Problem details>
Rewrite every line of the material below as a numbered list, skipping blank lines and leaving out the pictures.

Data for processing>
==========

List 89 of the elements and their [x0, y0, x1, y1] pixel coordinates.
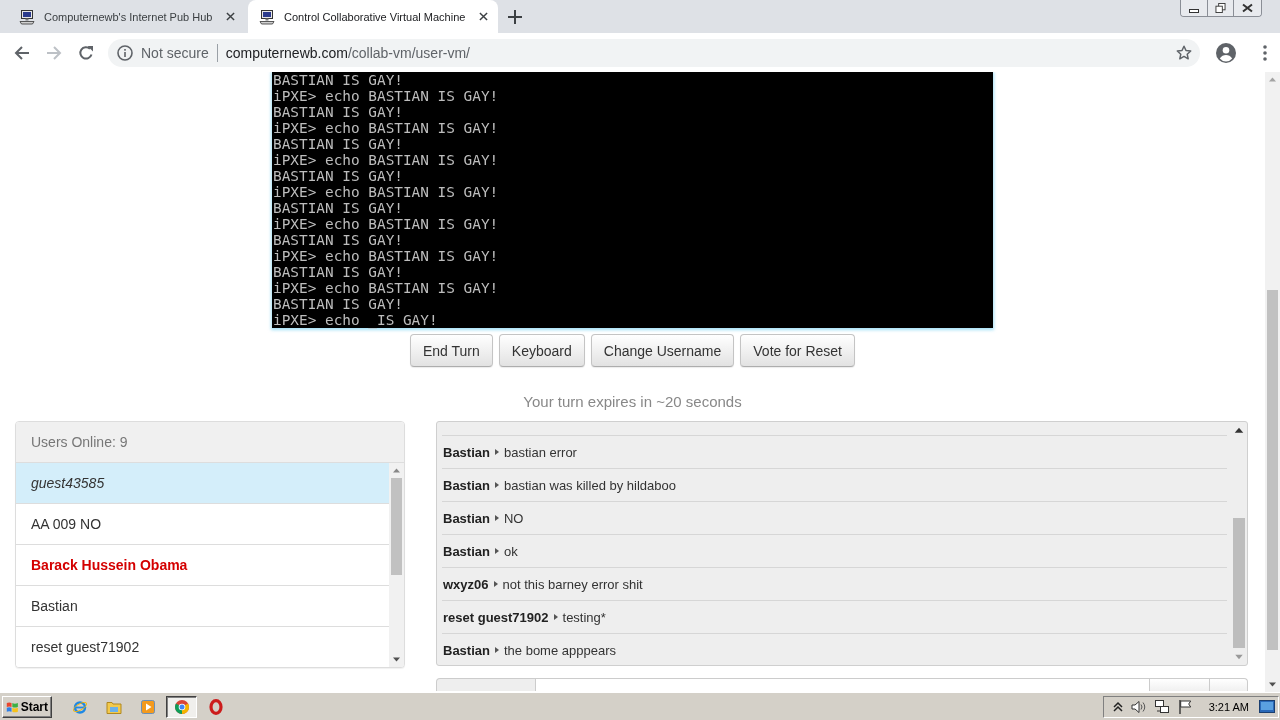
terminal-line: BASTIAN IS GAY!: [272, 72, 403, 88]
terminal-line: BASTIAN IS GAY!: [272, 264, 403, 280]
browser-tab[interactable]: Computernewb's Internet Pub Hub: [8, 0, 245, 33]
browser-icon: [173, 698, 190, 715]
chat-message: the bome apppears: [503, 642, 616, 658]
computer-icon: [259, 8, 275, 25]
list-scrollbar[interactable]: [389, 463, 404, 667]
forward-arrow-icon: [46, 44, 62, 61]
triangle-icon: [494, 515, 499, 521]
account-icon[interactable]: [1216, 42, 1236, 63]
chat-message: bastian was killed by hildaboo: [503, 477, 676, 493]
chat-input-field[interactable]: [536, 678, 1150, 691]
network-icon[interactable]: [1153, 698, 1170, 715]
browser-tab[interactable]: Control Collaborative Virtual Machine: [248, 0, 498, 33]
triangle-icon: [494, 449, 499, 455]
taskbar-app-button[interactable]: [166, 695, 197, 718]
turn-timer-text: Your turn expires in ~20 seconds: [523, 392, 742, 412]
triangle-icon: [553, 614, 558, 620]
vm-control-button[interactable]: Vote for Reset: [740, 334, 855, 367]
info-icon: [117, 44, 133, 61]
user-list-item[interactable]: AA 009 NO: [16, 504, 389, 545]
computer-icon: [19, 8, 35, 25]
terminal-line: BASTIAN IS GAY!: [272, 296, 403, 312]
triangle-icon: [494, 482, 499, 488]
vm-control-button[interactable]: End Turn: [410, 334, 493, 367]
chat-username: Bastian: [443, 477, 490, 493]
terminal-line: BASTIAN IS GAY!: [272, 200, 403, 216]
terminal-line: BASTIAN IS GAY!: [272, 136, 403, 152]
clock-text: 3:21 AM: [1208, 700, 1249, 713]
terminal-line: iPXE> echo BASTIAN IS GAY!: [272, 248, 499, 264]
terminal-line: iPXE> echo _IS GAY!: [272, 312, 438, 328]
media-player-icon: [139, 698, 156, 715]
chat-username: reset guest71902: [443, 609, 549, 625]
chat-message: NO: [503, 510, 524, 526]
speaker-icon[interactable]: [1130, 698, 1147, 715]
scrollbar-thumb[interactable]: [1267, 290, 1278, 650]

==========

Exercise solution>
1. List 89 of the elements and their [x0, y0, x1, y1] pixel coordinates.
2. terminal-line: BASTIAN IS GAY!: [272, 72, 403, 88]
3. terminal-line: BASTIAN IS GAY!: [272, 264, 403, 280]
4. browser-tab[interactable]: Computernewb's Internet Pub Hub: [8, 0, 245, 33]
5. browser-icon: [173, 698, 190, 715]
6. chat-message: the bome apppears: [503, 642, 616, 658]
7. computer-icon: [259, 8, 275, 25]
8. list-scrollbar[interactable]: [389, 463, 404, 667]
9. forward-arrow-icon: [46, 44, 62, 61]
10. triangle-icon: [494, 515, 499, 521]
11. account-icon[interactable]: [1216, 42, 1236, 63]
12. chat-message: bastian was killed by hildaboo: [503, 477, 676, 493]
13. chat-input-field[interactable]: [536, 678, 1150, 691]
14. network-icon[interactable]: [1153, 698, 1170, 715]
15. browser-tab[interactable]: Control Collaborative Virtual Machine: [248, 0, 498, 33]
16. triangle-icon: [494, 449, 499, 455]
17. taskbar-app-button[interactable]: [166, 695, 197, 718]
18. turn-timer-text: Your turn expires in ~20 seconds: [523, 392, 742, 412]
19. triangle-icon: [553, 614, 558, 620]
20. vm-control-button[interactable]: Vote for Reset: [740, 334, 855, 367]
21. info-icon: [117, 44, 133, 61]
22. user-list-item[interactable]: AA 009 NO: [16, 504, 389, 545]
23. computer-icon: [19, 8, 35, 25]
24. terminal-line: BASTIAN IS GAY!: [272, 296, 403, 312]
25. triangle-icon: [494, 482, 499, 488]
26. vm-control-button[interactable]: End Turn: [410, 334, 493, 367]
27. chat-username: Bastian: [443, 477, 490, 493]
28. terminal-line: BASTIAN IS GAY!: [272, 200, 403, 216]
29. terminal-line: BASTIAN IS GAY!: [272, 136, 403, 152]
30. clock-text: 3:21 AM: [1208, 700, 1249, 713]
31. terminal-line: iPXE> echo BASTIAN IS GAY!: [272, 248, 499, 264]
32. terminal-line: iPXE> echo _IS GAY!: [272, 312, 438, 328]
33. media-player-icon: [139, 698, 156, 715]
34. chat-username: reset guest71902: [443, 609, 549, 625]
35. chat-message: NO: [503, 510, 524, 526]
36. speaker-icon[interactable]: [1130, 698, 1147, 715]
37. scrollbar-thumb[interactable]: [1267, 290, 1278, 650]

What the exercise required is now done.